==== SOURCE DATA

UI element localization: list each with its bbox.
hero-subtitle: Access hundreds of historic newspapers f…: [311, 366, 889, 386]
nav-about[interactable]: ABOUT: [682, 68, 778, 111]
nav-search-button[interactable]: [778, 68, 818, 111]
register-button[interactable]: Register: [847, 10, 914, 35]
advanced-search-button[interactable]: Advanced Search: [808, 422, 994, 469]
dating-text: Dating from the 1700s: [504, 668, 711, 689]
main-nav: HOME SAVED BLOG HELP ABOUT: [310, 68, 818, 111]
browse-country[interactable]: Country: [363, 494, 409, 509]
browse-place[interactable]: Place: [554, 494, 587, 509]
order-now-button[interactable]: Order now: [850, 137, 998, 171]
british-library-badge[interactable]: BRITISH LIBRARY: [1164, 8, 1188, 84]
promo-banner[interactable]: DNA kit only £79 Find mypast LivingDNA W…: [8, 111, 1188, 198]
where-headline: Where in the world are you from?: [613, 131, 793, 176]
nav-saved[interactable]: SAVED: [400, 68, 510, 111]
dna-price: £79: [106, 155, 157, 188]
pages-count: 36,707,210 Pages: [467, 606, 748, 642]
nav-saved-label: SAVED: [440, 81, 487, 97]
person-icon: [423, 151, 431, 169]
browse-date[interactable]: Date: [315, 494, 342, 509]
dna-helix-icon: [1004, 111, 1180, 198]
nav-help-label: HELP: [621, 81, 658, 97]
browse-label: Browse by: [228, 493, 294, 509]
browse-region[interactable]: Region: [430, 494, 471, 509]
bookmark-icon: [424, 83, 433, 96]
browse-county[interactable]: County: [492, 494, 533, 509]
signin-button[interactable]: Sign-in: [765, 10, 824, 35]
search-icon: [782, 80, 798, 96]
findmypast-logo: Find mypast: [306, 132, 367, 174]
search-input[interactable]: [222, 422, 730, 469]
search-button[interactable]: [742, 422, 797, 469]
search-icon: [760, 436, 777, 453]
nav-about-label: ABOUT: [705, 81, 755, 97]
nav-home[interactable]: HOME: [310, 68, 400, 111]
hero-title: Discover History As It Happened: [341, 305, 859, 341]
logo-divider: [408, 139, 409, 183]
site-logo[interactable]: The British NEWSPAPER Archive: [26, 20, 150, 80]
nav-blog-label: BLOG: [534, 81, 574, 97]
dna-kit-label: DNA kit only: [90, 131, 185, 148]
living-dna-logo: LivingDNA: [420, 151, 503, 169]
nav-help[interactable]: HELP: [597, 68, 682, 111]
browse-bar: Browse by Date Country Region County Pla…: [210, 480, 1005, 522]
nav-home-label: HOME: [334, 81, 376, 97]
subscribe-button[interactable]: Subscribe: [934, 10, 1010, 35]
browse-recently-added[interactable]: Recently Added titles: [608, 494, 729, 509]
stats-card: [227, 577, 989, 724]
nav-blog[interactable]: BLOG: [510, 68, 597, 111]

========

> [EXERCISE INSTRUCTIONS] Take the items from the first line through the line containing "nav-saved[interactable]: SAVED: [400, 68, 510, 111]", and swap every "interactable" for "clickable". Return only those lines, with nothing else altered.

> [TASK SOLUTION]
UI element localization: list each with its bbox.
hero-subtitle: Access hundreds of historic newspapers f…: [311, 366, 889, 386]
nav-about[clickable]: ABOUT: [682, 68, 778, 111]
nav-search-button[clickable]: [778, 68, 818, 111]
register-button[clickable]: Register: [847, 10, 914, 35]
advanced-search-button[clickable]: Advanced Search: [808, 422, 994, 469]
dating-text: Dating from the 1700s: [504, 668, 711, 689]
main-nav: HOME SAVED BLOG HELP ABOUT: [310, 68, 818, 111]
browse-country[clickable]: Country: [363, 494, 409, 509]
browse-place[clickable]: Place: [554, 494, 587, 509]
order-now-button[clickable]: Order now: [850, 137, 998, 171]
british-library-badge[clickable]: BRITISH LIBRARY: [1164, 8, 1188, 84]
promo-banner[clickable]: DNA kit only £79 Find mypast LivingDNA W…: [8, 111, 1188, 198]
where-headline: Where in the world are you from?: [613, 131, 793, 176]
nav-saved[clickable]: SAVED: [400, 68, 510, 111]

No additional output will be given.